— Task objective —
Output the records exactly as they appear, with no pictures included.

— Supplied material —
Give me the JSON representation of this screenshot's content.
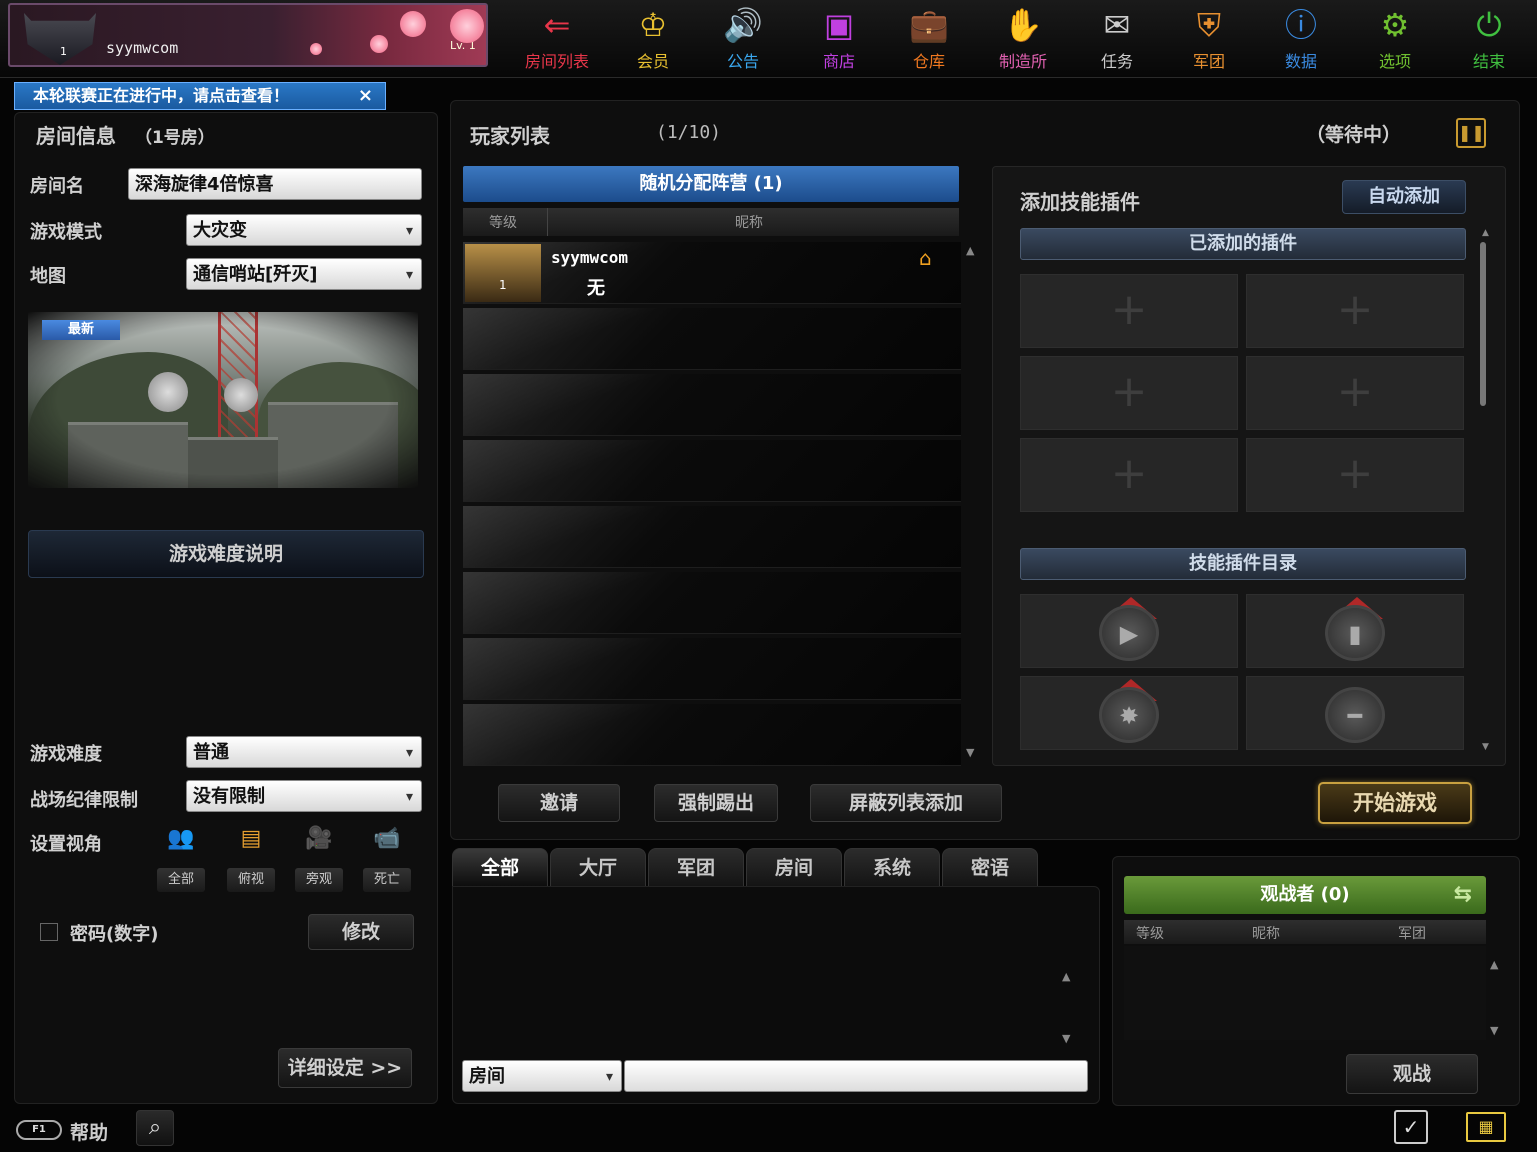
{
  "profile": {
    "username": "syymwcom",
    "rank_number": "1",
    "level_tag": "Lv. 1"
  },
  "nav": [
    {
      "label": "房间列表",
      "icon": "arrow-left-icon",
      "glyph": "⇐",
      "color": "#e8364a"
    },
    {
      "label": "会员",
      "icon": "crown-icon",
      "glyph": "♔",
      "color": "#e8c030"
    },
    {
      "label": "公告",
      "icon": "speaker-icon",
      "glyph": "🔊",
      "color": "#3aa8f0"
    },
    {
      "label": "商店",
      "icon": "shop-icon",
      "glyph": "▣",
      "color": "#c040e0"
    },
    {
      "label": "仓库",
      "icon": "briefcase-icon",
      "glyph": "💼",
      "color": "#f07820"
    },
    {
      "label": "制造所",
      "icon": "glove-icon",
      "glyph": "✋",
      "color": "#e060b0"
    },
    {
      "label": "任务",
      "icon": "ticket-icon",
      "glyph": "✉",
      "color": "#cccccc"
    },
    {
      "label": "军团",
      "icon": "shield-icon",
      "glyph": "⛨",
      "color": "#e89030"
    },
    {
      "label": "数据",
      "icon": "info-icon",
      "glyph": "ⓘ",
      "color": "#3a8ae0"
    },
    {
      "label": "选项",
      "icon": "gear-icon",
      "glyph": "⚙",
      "color": "#70c030"
    },
    {
      "label": "结束",
      "icon": "power-icon",
      "glyph": "⏻",
      "color": "#40c040"
    }
  ],
  "announcement": {
    "text": "本轮联赛正在进行中，请点击查看！",
    "close": "×"
  },
  "room": {
    "title": "房间信息",
    "number": "（1号房）",
    "name_label": "房间名",
    "name_value": "深海旋律4倍惊喜",
    "mode_label": "游戏模式",
    "mode_value": "大灾变",
    "map_label": "地图",
    "map_value": "通信哨站[歼灭]",
    "new_tag": "最新",
    "difficulty_info_button": "游戏难度说明",
    "difficulty_label": "游戏难度",
    "difficulty_value": "普通",
    "discipline_label": "战场纪律限制",
    "discipline_value": "没有限制",
    "view_label": "设置视角",
    "views": [
      {
        "label": "全部",
        "icon": "people-icon",
        "glyph": "👥"
      },
      {
        "label": "俯视",
        "icon": "overhead-view-icon",
        "glyph": "▤"
      },
      {
        "label": "旁观",
        "icon": "camera-icon",
        "glyph": "🎥"
      },
      {
        "label": "死亡",
        "icon": "video-camera-icon",
        "glyph": "📹"
      }
    ],
    "password_label": "密码(数字)",
    "modify_button": "修改",
    "advanced_button": "详细设定 >>"
  },
  "players": {
    "title": "玩家列表",
    "count": "(1/10)",
    "status": "（等待中）",
    "team_bar": "随机分配阵营 (1)",
    "col_level": "等级",
    "col_name": "昵称",
    "rows": [
      {
        "name": "syymwcom",
        "clan": "无",
        "rank": "1"
      }
    ]
  },
  "plugins": {
    "title": "添加技能插件",
    "auto_add": "自动添加",
    "added_header": "已添加的插件",
    "catalog_header": "技能插件目录",
    "add_glyph": "+"
  },
  "actions": {
    "invite": "邀请",
    "kick": "强制踢出",
    "block": "屏蔽列表添加",
    "start": "开始游戏"
  },
  "chat": {
    "tabs": [
      "全部",
      "大厅",
      "军团",
      "房间",
      "系统",
      "密语"
    ],
    "channel": "房间",
    "input_value": ""
  },
  "spectators": {
    "title": "观战者 (0)",
    "col_level": "等级",
    "col_name": "昵称",
    "col_clan": "军团",
    "watch_button": "观战"
  },
  "footer": {
    "help": "帮助",
    "help_tag": "F1"
  }
}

— Exercise answer —
Give me the JSON representation of this screenshot's content.
{
  "profile": {
    "username": "syymwcom",
    "rank_number": "1",
    "level_tag": "Lv. 1"
  },
  "nav": [
    {
      "label": "房间列表",
      "icon": "arrow-left-icon",
      "glyph": "⇐",
      "color": "#e8364a"
    },
    {
      "label": "会员",
      "icon": "crown-icon",
      "glyph": "♔",
      "color": "#e8c030"
    },
    {
      "label": "公告",
      "icon": "speaker-icon",
      "glyph": "🔊",
      "color": "#3aa8f0"
    },
    {
      "label": "商店",
      "icon": "shop-icon",
      "glyph": "▣",
      "color": "#c040e0"
    },
    {
      "label": "仓库",
      "icon": "briefcase-icon",
      "glyph": "💼",
      "color": "#f07820"
    },
    {
      "label": "制造所",
      "icon": "glove-icon",
      "glyph": "✋",
      "color": "#e060b0"
    },
    {
      "label": "任务",
      "icon": "ticket-icon",
      "glyph": "✉",
      "color": "#cccccc"
    },
    {
      "label": "军团",
      "icon": "shield-icon",
      "glyph": "⛨",
      "color": "#e89030"
    },
    {
      "label": "数据",
      "icon": "info-icon",
      "glyph": "ⓘ",
      "color": "#3a8ae0"
    },
    {
      "label": "选项",
      "icon": "gear-icon",
      "glyph": "⚙",
      "color": "#70c030"
    },
    {
      "label": "结束",
      "icon": "power-icon",
      "glyph": "⏻",
      "color": "#40c040"
    }
  ],
  "announcement": {
    "text": "本轮联赛正在进行中，请点击查看！",
    "close": "×"
  },
  "room": {
    "title": "房间信息",
    "number": "（1号房）",
    "name_label": "房间名",
    "name_value": "深海旋律4倍惊喜",
    "mode_label": "游戏模式",
    "mode_value": "大灾变",
    "map_label": "地图",
    "map_value": "通信哨站[歼灭]",
    "new_tag": "最新",
    "difficulty_info_button": "游戏难度说明",
    "difficulty_label": "游戏难度",
    "difficulty_value": "普通",
    "discipline_label": "战场纪律限制",
    "discipline_value": "没有限制",
    "view_label": "设置视角",
    "views": [
      {
        "label": "全部",
        "icon": "people-icon",
        "glyph": "👥"
      },
      {
        "label": "俯视",
        "icon": "overhead-view-icon",
        "glyph": "▤"
      },
      {
        "label": "旁观",
        "icon": "camera-icon",
        "glyph": "🎥"
      },
      {
        "label": "死亡",
        "icon": "video-camera-icon",
        "glyph": "📹"
      }
    ],
    "password_label": "密码(数字)",
    "modify_button": "修改",
    "advanced_button": "详细设定 >>"
  },
  "players": {
    "title": "玩家列表",
    "count": "(1/10)",
    "status": "（等待中）",
    "team_bar": "随机分配阵营 (1)",
    "col_level": "等级",
    "col_name": "昵称",
    "rows": [
      {
        "name": "syymwcom",
        "clan": "无",
        "rank": "1"
      }
    ]
  },
  "plugins": {
    "title": "添加技能插件",
    "auto_add": "自动添加",
    "added_header": "已添加的插件",
    "catalog_header": "技能插件目录",
    "add_glyph": "+"
  },
  "actions": {
    "invite": "邀请",
    "kick": "强制踢出",
    "block": "屏蔽列表添加",
    "start": "开始游戏"
  },
  "chat": {
    "tabs": [
      "全部",
      "大厅",
      "军团",
      "房间",
      "系统",
      "密语"
    ],
    "channel": "房间",
    "input_value": ""
  },
  "spectators": {
    "title": "观战者 (0)",
    "col_level": "等级",
    "col_name": "昵称",
    "col_clan": "军团",
    "watch_button": "观战"
  },
  "footer": {
    "help": "帮助",
    "help_tag": "F1"
  }
}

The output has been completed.